SHORT EXERCISE:
Copy out the stretch from the first of the lines below through the line that contains "signal-bar [523,544,526,569]", including both ends and nothing else.

RECORDS FOR THE TASK:
::::::::::
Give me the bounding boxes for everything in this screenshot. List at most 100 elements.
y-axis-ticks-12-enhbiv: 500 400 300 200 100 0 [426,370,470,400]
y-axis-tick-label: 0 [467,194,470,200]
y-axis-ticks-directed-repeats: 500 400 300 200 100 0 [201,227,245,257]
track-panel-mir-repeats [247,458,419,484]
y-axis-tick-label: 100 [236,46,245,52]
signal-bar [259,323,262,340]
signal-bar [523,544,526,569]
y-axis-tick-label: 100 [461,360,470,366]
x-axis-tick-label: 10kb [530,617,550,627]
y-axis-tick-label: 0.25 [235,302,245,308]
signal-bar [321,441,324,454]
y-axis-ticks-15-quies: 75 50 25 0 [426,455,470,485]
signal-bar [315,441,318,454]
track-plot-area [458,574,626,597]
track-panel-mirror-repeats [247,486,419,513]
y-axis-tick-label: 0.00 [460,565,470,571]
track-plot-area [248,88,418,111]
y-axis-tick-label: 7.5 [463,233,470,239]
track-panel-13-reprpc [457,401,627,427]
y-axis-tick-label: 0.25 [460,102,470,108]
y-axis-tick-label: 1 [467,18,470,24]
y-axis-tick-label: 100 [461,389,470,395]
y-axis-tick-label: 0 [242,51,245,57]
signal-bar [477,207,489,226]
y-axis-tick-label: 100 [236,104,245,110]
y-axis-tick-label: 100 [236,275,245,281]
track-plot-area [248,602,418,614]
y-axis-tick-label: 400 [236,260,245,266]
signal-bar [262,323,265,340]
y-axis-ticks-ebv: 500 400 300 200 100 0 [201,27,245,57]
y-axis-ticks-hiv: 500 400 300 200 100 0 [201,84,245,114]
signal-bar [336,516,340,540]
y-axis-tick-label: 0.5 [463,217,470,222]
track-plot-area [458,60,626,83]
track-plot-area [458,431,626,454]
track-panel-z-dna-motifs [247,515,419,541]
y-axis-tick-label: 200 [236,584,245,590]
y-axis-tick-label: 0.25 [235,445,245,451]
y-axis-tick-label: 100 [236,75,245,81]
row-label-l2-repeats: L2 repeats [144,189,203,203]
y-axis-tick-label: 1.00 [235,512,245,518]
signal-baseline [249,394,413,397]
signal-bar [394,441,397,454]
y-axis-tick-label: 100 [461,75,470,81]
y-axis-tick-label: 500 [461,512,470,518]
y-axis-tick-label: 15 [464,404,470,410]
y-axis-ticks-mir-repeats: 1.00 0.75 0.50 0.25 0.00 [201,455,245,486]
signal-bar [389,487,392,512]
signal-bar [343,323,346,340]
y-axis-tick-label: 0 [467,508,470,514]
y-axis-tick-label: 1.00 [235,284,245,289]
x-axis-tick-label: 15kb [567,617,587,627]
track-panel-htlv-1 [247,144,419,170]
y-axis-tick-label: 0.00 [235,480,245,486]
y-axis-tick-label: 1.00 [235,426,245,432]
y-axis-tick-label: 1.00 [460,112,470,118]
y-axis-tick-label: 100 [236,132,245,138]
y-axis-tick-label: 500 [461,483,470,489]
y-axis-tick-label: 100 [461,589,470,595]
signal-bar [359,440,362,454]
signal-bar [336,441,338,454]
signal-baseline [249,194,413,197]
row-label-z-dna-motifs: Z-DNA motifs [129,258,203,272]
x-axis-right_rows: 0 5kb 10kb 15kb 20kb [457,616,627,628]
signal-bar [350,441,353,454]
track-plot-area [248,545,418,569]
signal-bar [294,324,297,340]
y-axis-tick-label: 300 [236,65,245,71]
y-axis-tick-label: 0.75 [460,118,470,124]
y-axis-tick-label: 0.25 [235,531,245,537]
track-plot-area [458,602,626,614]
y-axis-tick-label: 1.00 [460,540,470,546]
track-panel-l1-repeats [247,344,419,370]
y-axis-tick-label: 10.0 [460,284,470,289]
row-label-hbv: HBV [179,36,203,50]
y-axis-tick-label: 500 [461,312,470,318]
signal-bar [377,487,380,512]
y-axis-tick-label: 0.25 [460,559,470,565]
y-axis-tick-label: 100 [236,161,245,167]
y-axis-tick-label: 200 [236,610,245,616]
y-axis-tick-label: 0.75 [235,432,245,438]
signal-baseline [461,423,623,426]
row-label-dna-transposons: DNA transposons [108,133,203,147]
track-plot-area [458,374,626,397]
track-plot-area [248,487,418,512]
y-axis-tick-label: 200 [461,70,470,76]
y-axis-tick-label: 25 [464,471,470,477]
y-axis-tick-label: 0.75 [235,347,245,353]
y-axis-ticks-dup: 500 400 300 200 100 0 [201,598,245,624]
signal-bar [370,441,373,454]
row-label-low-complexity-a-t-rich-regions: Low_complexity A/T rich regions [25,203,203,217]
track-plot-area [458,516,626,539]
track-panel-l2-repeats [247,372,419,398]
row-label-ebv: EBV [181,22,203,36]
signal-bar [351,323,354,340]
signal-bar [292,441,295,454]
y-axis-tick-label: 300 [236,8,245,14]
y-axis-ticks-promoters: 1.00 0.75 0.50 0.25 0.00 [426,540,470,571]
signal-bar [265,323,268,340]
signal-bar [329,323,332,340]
::::::::::
THE OUTPUT:
Give me the bounding boxes for everything in this screenshot. List at most 100 elements.
y-axis-ticks-12-enhbiv: 500 400 300 200 100 0 [426,370,470,400]
y-axis-tick-label: 0 [467,194,470,200]
y-axis-ticks-directed-repeats: 500 400 300 200 100 0 [201,227,245,257]
track-panel-mir-repeats [247,458,419,484]
y-axis-tick-label: 100 [236,46,245,52]
signal-bar [259,323,262,340]
signal-bar [523,544,526,569]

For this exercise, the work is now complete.